Work required - From the records below, pull each line that has "screenshot".

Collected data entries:
>> Start

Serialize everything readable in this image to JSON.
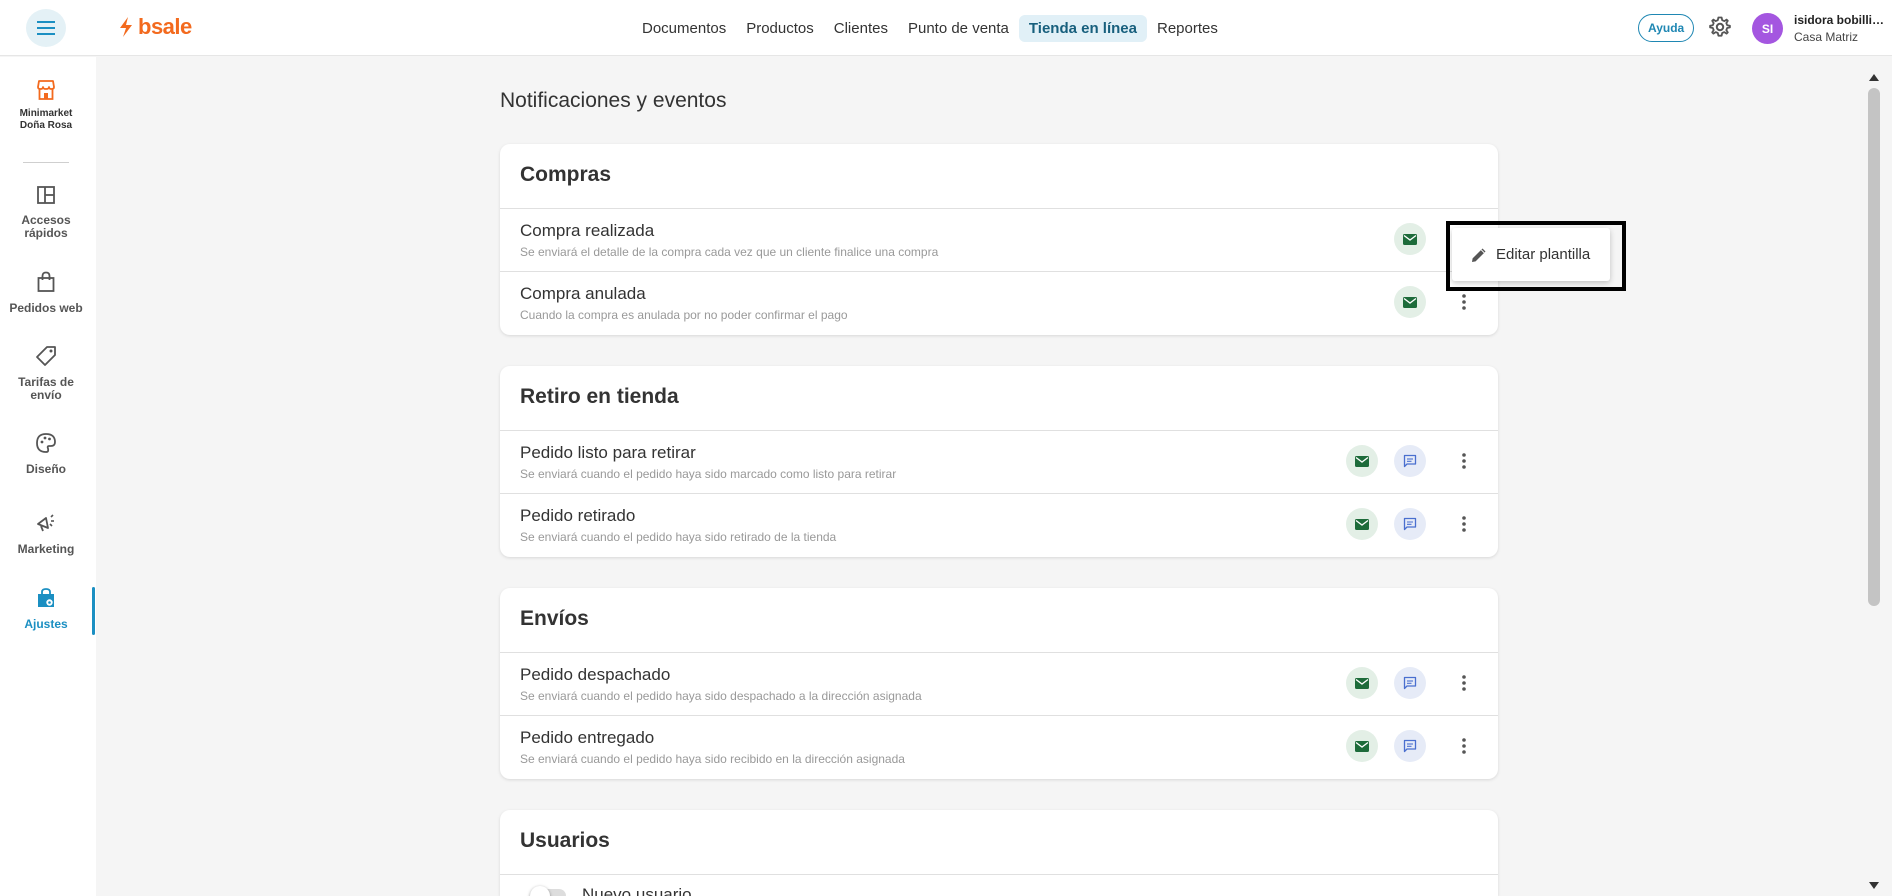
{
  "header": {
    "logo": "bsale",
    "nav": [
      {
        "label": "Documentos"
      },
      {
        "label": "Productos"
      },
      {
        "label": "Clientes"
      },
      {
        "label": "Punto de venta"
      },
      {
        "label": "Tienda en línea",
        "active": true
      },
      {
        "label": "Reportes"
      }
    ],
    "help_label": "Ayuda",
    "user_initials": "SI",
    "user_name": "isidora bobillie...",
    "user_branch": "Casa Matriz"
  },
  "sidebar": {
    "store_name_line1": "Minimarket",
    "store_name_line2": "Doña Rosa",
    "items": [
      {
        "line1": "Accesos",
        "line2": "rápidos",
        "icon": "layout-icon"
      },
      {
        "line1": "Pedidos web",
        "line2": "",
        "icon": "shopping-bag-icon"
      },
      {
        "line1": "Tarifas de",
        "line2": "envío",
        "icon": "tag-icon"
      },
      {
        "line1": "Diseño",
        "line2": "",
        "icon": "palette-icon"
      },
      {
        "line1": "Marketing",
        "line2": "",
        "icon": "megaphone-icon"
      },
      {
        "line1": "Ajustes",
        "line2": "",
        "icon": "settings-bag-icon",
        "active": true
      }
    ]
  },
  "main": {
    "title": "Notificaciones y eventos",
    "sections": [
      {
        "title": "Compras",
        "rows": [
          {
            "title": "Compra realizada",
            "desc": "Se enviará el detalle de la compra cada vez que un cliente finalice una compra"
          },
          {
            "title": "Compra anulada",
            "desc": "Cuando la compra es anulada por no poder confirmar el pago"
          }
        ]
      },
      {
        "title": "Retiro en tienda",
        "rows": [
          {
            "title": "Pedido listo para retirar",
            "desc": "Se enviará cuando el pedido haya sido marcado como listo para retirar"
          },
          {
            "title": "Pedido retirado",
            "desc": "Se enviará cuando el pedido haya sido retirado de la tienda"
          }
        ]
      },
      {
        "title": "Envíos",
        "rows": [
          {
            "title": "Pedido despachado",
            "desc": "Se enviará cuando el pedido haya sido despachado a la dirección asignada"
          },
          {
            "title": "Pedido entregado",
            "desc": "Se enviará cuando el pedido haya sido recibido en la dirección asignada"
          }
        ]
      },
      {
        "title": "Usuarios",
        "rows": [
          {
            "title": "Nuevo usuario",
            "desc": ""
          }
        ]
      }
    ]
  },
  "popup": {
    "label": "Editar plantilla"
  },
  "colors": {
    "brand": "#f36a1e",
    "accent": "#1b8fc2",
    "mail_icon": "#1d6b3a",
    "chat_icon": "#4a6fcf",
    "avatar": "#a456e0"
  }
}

>> End
>> Start

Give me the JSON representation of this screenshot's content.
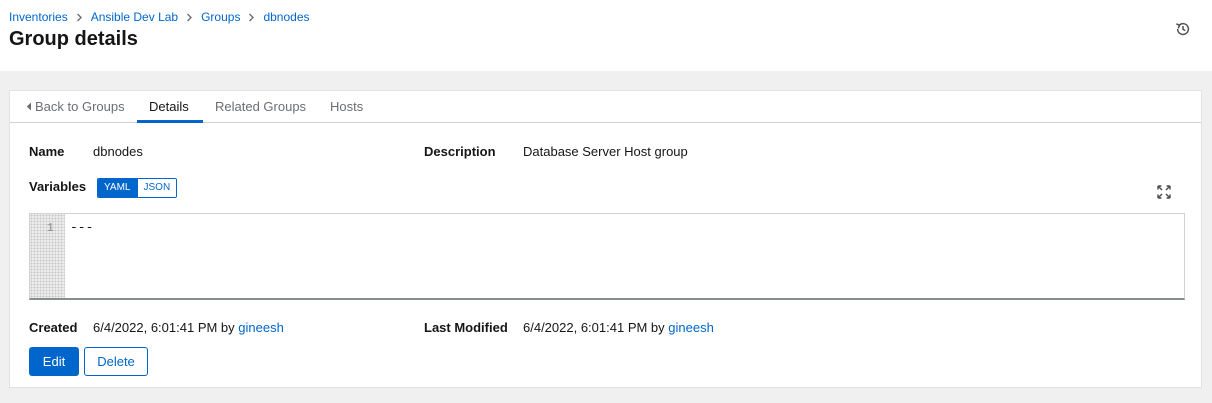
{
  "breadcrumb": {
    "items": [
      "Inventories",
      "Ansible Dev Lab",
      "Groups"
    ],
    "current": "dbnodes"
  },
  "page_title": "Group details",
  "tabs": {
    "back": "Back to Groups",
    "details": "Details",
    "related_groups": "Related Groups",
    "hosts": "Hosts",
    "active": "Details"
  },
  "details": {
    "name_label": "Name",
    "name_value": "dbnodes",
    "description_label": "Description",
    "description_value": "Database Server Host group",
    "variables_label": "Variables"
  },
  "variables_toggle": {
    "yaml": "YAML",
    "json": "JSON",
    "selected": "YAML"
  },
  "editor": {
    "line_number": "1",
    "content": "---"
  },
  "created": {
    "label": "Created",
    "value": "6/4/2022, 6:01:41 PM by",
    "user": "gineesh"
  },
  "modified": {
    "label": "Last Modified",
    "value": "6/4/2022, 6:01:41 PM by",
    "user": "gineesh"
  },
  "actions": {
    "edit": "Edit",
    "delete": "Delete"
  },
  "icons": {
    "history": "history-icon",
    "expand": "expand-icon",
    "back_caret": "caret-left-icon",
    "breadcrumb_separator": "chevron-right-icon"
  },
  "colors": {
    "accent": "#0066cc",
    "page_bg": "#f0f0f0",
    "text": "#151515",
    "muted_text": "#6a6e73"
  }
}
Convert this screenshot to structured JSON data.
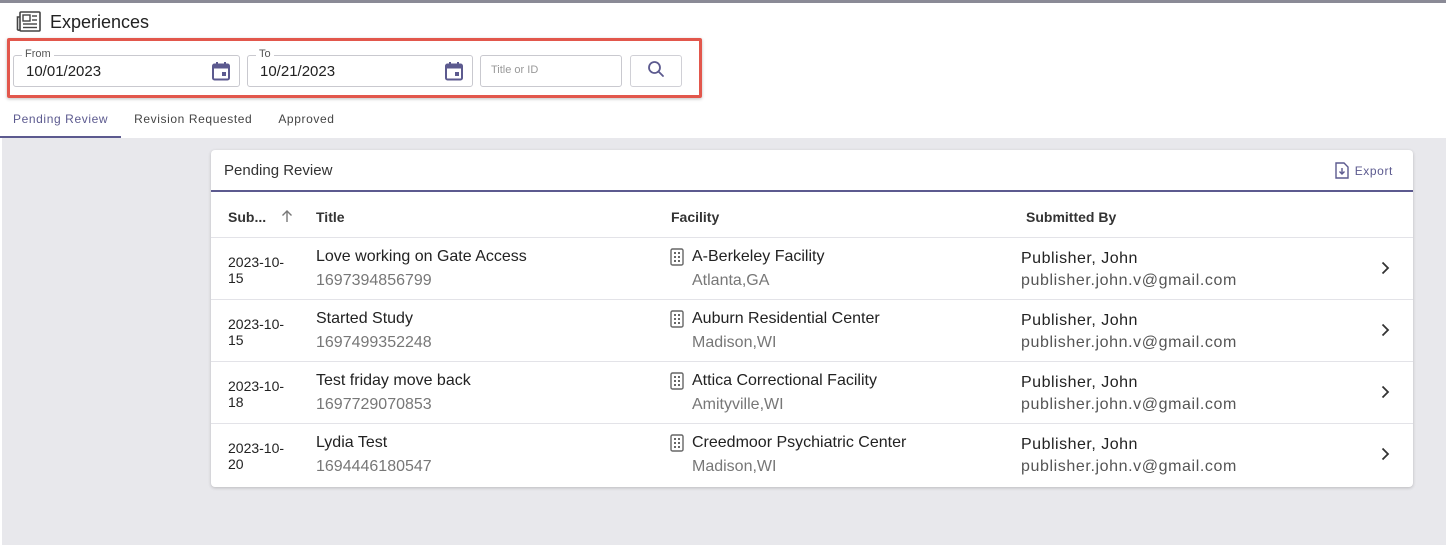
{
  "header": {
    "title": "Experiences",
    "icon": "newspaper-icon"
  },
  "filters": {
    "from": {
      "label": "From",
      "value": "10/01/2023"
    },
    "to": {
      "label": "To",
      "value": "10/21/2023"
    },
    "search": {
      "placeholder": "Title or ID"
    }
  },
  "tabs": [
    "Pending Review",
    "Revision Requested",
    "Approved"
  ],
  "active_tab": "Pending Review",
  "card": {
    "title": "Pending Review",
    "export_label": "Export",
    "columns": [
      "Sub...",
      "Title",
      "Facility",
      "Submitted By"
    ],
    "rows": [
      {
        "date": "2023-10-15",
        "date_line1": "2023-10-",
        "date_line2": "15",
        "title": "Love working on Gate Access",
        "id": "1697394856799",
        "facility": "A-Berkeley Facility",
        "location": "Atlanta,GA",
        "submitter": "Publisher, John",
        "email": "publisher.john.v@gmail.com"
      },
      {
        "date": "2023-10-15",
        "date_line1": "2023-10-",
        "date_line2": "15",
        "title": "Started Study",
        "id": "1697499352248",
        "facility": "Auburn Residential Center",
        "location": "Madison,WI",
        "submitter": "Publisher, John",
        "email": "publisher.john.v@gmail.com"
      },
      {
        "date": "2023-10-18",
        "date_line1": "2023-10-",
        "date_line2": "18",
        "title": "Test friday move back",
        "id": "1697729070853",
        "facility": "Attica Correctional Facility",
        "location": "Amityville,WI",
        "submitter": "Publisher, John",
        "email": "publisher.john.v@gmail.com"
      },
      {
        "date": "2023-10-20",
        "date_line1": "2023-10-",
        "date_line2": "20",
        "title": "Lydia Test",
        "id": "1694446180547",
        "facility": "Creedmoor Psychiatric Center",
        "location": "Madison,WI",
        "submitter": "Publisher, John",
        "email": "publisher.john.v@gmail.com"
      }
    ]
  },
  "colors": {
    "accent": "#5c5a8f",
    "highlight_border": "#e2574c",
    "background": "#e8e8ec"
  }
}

>> End

Finished task -
Give me the JSON representation of this screenshot's content.
Convert this screenshot to structured JSON data.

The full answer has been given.